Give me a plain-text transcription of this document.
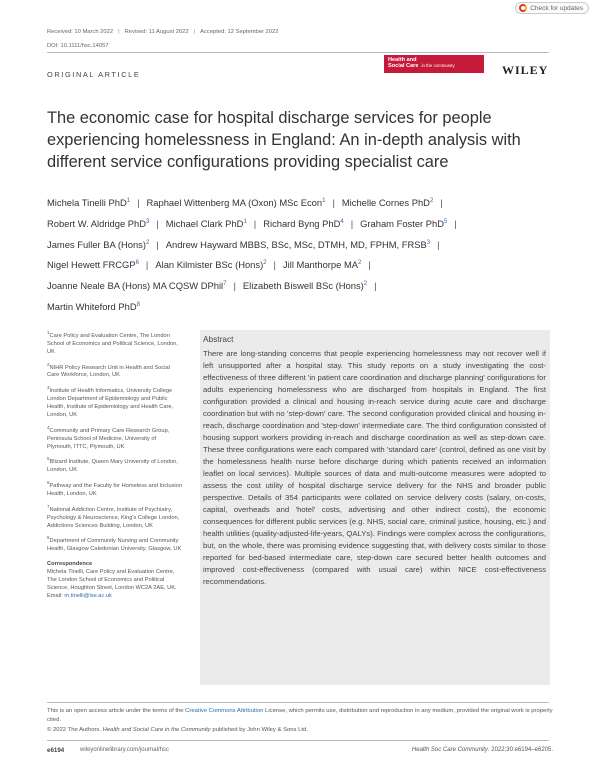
Check for updates
Received: 10 March 2022 | Revised: 11 August 2022 | Accepted: 12 September 2022
DOI: 10.1111/hsc.14057
ORIGINAL ARTICLE
Health and
Social Care in the community	WILEY
The economic case for hospital discharge services for people experiencing homelessness in England: An in-depth analysis with different service configurations providing specialist care
Michela Tinelli PhD$^1$ | Raphael Wittenberg MA (Oxon) MSc Econ$^1$ | Michelle Cornes PhD$^2$ |
Robert W. Aldridge PhD$^3$ | Michael Clark PhD$^1$ | Richard Byng PhD$^4$ | Graham Foster PhD$^5$ |
James Fuller BA (Hons)$^2$ | Andrew Hayward MBBS, BSc, MSc, DTMH, MD, FPHM, FRSB$^3$ |
Nigel Hewett FRCGP$^6$ | Alan Kilmister BSc (Hons)$^2$ | Jill Manthorpe $MA^2$ |
Joanne Neale BA (Hons) MA CQSW DPhil$^7$ | Elizabeth Biswell BSc (Hons)$^2$ |
Martin Whiteford PhD$^8$
$^1$Care Policy and Evaluation Centre, The London School of Economics and Political Science, London, UK
$^2$NIHR Policy Research Unit in Health and Social Care Workforce, London, UK
$^3$Institute of Health Informatics, University College London Department of Epidemiology and Public Health, Institute of Epidemiology and Health Care, London, UK
$^4$Community and Primary Care Research Group, Peninsula School of Medicine, University of Plymouth, ITTC, Plymouth, UK
$^5$Blizard Institute, Queen Mary University of London, London, UK
$^6$Pathway and the Faculty for Homeless and Inclusion Health, London, UK
$^7$National Addiction Centre, Institute of Psychiatry, Psychology & Neuroscience, King's College London, Addictions Sciences Building, London, UK
$^8$Department of Community Nursing and Community Health, Glasgow Caledonian University, Glasgow, UK
Correspondence
Michela Tinelli, Care Policy and Evaluation Centre, The London School of Economics and Political Science, Houghton Street, London WC2A 2AE, UK.
Email: m.tinelli@lse.ac.uk
Abstract
There are long-standing concerns that people experiencing homelessness may not recover well if left unsupported after a hospital stay. This study reports on a study investigating the cost-effectiveness of three different 'in patient care coordination and discharge planning' configurations for adults experiencing homelessness who are discharged from hospitals in England. The first configuration provided a clinical and housing in-reach service during acute care and discharge coordination but with no 'step-down' care. The second configuration provided clinical and housing in-reach, discharge coordination and 'step-down' intermediate care. The third configuration consisted of housing support workers providing in-reach and discharge coordination as well as step-down care. These three configurations were each compared with 'standard care' (control, defined as one visit by the homelessness health nurse before discharge during which patients received an information leaflet on local services). Multiple sources of data and multi-outcome measures were adopted to assess the cost utility of hospital discharge service delivery for the NHS and broader public perspective. Details of 354 participants were collated on service delivery costs (salary, on-costs, capital, overheads and 'hotel' costs, advertising and other indirect costs), the economic consequences for different public services (e.g. NHS, social care, criminal justice, housing, etc.) and health utilities (quality-adjusted-life-years, QALYs). Findings were complex across the configurations, but, on the whole, there was promising evidence suggesting that, with delivery costs similar to those reported for bed-based intermediate care, step-down care secured better health outcomes and improved cost-effectiveness (compared with usual care) within NICE cost-effectiveness recommendations.
This is an open access article under the terms of the Creative Commons Attribution License, which permits use, distribution and reproduction in any medium, provided the original work is properly cited.
© 2022 The Authors. Health and Social Care in the Community published by John Wiley & Sons Ltd.
e6194	wileyonlinelibrary.com/journal/hsc	Health Soc Care Community. 2022;30:e6194–e6205.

Exercise brief: The data needs to be reproduced exactly, please, apart from its pictures.

Solution:
Give me a plain-text transcription of this document.
Check for updates
Received: 10 March 2022 | Revised: 11 August 2022 | Accepted: 12 September 2022
DOI: 10.1111/hsc.14057
ORIGINAL ARTICLE
Health and
Social Care in the community	WILEY
The economic case for hospital discharge services for people experiencing homelessness in England: An in-depth analysis with different service configurations providing specialist care
Michela Tinelli PhD$^1$ | Raphael Wittenberg MA (Oxon) MSc Econ$^1$ | Michelle Cornes PhD$^2$ |
Robert W. Aldridge PhD$^3$ | Michael Clark PhD$^1$ | Richard Byng PhD$^4$ | Graham Foster PhD$^5$ |
James Fuller BA (Hons)$^2$ | Andrew Hayward MBBS, BSc, MSc, DTMH, MD, FPHM, FRSB$^3$ |
Nigel Hewett FRCGP$^6$ | Alan Kilmister BSc (Hons)$^2$ | Jill Manthorpe $MA^2$ |
Joanne Neale BA (Hons) MA CQSW DPhil$^7$ | Elizabeth Biswell BSc (Hons)$^2$ |
Martin Whiteford PhD$^8$
$^1$Care Policy and Evaluation Centre, The London School of Economics and Political Science, London, UK
$^2$NIHR Policy Research Unit in Health and Social Care Workforce, London, UK
$^3$Institute of Health Informatics, University College London Department of Epidemiology and Public Health, Institute of Epidemiology and Health Care, London, UK
$^4$Community and Primary Care Research Group, Peninsula School of Medicine, University of Plymouth, ITTC, Plymouth, UK
$^5$Blizard Institute, Queen Mary University of London, London, UK
$^6$Pathway and the Faculty for Homeless and Inclusion Health, London, UK
$^7$National Addiction Centre, Institute of Psychiatry, Psychology & Neuroscience, King's College London, Addictions Sciences Building, London, UK
$^8$Department of Community Nursing and Community Health, Glasgow Caledonian University, Glasgow, UK
Correspondence
Michela Tinelli, Care Policy and Evaluation Centre, The London School of Economics and Political Science, Houghton Street, London WC2A 2AE, UK.
Email: m.tinelli@lse.ac.uk
Abstract
There are long-standing concerns that people experiencing homelessness may not recover well if left unsupported after a hospital stay. This study reports on a study investigating the cost-effectiveness of three different 'in patient care coordination and discharge planning' configurations for adults experiencing homelessness who are discharged from hospitals in England. The first configuration provided a clinical and housing in-reach service during acute care and discharge coordination but with no 'step-down' care. The second configuration provided clinical and housing in-reach, discharge coordination and 'step-down' intermediate care. The third configuration consisted of housing support workers providing in-reach and discharge coordination as well as step-down care. These three configurations were each compared with 'standard care' (control, defined as one visit by the homelessness health nurse before discharge during which patients received an information leaflet on local services). Multiple sources of data and multi-outcome measures were adopted to assess the cost utility of hospital discharge service delivery for the NHS and broader public perspective. Details of 354 participants were collated on service delivery costs (salary, on-costs, capital, overheads and 'hotel' costs, advertising and other indirect costs), the economic consequences for different public services (e.g. NHS, social care, criminal justice, housing, etc.) and health utilities (quality-adjusted-life-years, QALYs). Findings were complex across the configurations, but, on the whole, there was promising evidence suggesting that, with delivery costs similar to those reported for bed-based intermediate care, step-down care secured better health outcomes and improved cost-effectiveness (compared with usual care) within NICE cost-effectiveness recommendations.
This is an open access article under the terms of the Creative Commons Attribution License, which permits use, distribution and reproduction in any medium, provided the original work is properly cited.
© 2022 The Authors. Health and Social Care in the Community published by John Wiley & Sons Ltd.
e6194	wileyonlinelibrary.com/journal/hsc	Health Soc Care Community. 2022;30:e6194–e6205.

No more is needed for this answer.